======== THE INPUT

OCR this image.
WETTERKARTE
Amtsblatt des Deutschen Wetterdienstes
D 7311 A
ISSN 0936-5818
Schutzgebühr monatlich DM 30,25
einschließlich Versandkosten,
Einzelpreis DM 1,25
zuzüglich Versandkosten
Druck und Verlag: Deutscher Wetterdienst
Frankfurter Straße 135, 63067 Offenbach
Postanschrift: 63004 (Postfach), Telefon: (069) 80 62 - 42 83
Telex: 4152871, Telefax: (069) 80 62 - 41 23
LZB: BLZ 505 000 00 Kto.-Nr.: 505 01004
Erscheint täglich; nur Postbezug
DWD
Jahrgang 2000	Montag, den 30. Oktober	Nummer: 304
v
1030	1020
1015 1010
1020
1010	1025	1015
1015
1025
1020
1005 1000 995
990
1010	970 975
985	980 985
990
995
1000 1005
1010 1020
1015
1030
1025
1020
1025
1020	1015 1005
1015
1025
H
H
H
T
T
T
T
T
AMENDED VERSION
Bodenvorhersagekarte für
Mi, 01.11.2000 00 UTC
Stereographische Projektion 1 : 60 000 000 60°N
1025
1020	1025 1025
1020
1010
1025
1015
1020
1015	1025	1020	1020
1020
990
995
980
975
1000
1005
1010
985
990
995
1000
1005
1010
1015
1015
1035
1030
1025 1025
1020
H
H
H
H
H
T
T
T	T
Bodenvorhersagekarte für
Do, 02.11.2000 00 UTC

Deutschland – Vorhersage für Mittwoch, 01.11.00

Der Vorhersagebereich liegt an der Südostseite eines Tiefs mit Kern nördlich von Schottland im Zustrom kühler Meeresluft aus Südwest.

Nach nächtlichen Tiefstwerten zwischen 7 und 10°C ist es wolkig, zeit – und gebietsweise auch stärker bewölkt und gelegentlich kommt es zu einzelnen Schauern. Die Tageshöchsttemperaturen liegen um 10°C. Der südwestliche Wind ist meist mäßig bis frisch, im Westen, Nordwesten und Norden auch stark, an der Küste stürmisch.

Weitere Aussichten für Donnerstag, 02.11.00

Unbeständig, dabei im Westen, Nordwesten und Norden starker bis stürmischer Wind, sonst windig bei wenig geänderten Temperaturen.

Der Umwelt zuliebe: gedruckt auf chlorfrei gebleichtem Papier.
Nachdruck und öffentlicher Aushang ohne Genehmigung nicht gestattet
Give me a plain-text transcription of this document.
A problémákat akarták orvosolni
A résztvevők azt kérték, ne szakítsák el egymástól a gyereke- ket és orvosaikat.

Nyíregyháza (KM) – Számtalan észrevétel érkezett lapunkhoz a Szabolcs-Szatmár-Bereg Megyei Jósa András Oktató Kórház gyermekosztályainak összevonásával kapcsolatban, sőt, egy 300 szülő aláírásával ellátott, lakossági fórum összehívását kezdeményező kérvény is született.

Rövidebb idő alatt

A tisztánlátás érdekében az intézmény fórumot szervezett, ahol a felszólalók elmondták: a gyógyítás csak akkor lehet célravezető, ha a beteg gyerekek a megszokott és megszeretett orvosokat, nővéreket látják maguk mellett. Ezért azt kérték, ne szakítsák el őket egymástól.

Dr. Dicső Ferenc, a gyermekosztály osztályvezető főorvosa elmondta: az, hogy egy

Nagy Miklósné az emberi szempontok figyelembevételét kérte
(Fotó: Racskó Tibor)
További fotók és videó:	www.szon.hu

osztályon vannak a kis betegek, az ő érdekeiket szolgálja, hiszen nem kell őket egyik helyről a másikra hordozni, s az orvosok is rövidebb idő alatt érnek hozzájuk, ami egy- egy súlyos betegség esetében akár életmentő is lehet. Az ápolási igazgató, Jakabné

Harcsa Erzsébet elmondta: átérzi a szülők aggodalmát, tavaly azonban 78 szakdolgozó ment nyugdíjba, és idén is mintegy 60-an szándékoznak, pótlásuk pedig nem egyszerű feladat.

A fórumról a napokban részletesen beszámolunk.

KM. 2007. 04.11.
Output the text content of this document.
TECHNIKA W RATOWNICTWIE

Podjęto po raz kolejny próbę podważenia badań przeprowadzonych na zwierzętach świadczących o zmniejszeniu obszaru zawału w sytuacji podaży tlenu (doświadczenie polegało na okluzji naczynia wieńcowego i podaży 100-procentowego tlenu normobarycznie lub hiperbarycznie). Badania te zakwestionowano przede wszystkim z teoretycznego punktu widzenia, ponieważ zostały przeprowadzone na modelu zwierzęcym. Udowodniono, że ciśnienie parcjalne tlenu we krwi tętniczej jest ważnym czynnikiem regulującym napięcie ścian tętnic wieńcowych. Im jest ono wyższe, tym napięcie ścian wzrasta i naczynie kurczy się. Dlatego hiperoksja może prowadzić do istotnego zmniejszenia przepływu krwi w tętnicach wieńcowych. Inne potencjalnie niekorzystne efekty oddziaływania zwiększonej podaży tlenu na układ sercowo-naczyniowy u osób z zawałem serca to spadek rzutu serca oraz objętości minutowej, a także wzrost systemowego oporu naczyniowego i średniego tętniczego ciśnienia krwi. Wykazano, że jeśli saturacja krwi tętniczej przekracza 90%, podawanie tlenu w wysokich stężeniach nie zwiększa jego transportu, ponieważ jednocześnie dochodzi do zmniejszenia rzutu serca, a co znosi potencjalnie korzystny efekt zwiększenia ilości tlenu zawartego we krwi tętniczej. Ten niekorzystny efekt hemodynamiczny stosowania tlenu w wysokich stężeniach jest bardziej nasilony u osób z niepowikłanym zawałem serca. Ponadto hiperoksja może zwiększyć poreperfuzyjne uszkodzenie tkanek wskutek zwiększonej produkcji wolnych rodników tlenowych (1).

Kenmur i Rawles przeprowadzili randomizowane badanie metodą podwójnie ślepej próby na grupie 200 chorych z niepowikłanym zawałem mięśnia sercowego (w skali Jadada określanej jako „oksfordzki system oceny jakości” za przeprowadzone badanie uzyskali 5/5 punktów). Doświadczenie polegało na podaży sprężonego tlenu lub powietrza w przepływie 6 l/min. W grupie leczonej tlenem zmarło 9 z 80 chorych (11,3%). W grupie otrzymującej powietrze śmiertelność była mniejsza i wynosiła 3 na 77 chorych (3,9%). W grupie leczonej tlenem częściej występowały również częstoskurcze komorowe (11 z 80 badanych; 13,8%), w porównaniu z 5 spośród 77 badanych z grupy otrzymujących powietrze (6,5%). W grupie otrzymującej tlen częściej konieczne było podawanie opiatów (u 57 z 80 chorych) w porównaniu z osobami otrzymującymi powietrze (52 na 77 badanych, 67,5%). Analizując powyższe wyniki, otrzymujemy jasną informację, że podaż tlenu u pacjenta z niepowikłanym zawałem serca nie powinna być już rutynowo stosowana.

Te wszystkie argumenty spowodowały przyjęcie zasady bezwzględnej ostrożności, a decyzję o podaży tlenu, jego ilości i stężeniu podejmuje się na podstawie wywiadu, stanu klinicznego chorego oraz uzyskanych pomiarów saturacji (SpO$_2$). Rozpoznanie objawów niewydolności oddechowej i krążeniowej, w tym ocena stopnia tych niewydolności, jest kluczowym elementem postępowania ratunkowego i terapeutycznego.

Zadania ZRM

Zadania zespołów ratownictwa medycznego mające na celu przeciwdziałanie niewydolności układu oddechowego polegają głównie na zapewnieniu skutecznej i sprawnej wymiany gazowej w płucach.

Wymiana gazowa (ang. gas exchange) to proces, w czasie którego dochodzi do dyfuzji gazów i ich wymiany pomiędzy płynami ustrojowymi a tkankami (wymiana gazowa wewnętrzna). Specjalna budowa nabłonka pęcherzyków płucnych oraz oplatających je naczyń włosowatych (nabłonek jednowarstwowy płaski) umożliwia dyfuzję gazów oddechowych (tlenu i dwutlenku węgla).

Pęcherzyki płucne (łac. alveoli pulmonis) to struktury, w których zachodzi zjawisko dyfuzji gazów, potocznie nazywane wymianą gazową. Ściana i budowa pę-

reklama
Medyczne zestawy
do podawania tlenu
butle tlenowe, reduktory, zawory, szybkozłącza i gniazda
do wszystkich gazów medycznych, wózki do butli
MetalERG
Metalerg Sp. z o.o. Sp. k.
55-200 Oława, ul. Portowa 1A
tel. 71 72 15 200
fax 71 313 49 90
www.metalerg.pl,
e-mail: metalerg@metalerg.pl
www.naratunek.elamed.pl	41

================

• _SHORT TASK_
Gather each line that holds "elmondta".

• _RESULT_
Dr. Dicső Ferenc, a gyermekosztály osztályvezető főorvosa elmondta: az, hogy egy
Harcsa Erzsébet elmondta: átérzi a szülők aggodalmát, tavaly azonban 78 szakdolgozó ment nyugdíjba, és idén is mintegy 60-an szándékoznak, pótlásuk pedig nem egyszerű feladat.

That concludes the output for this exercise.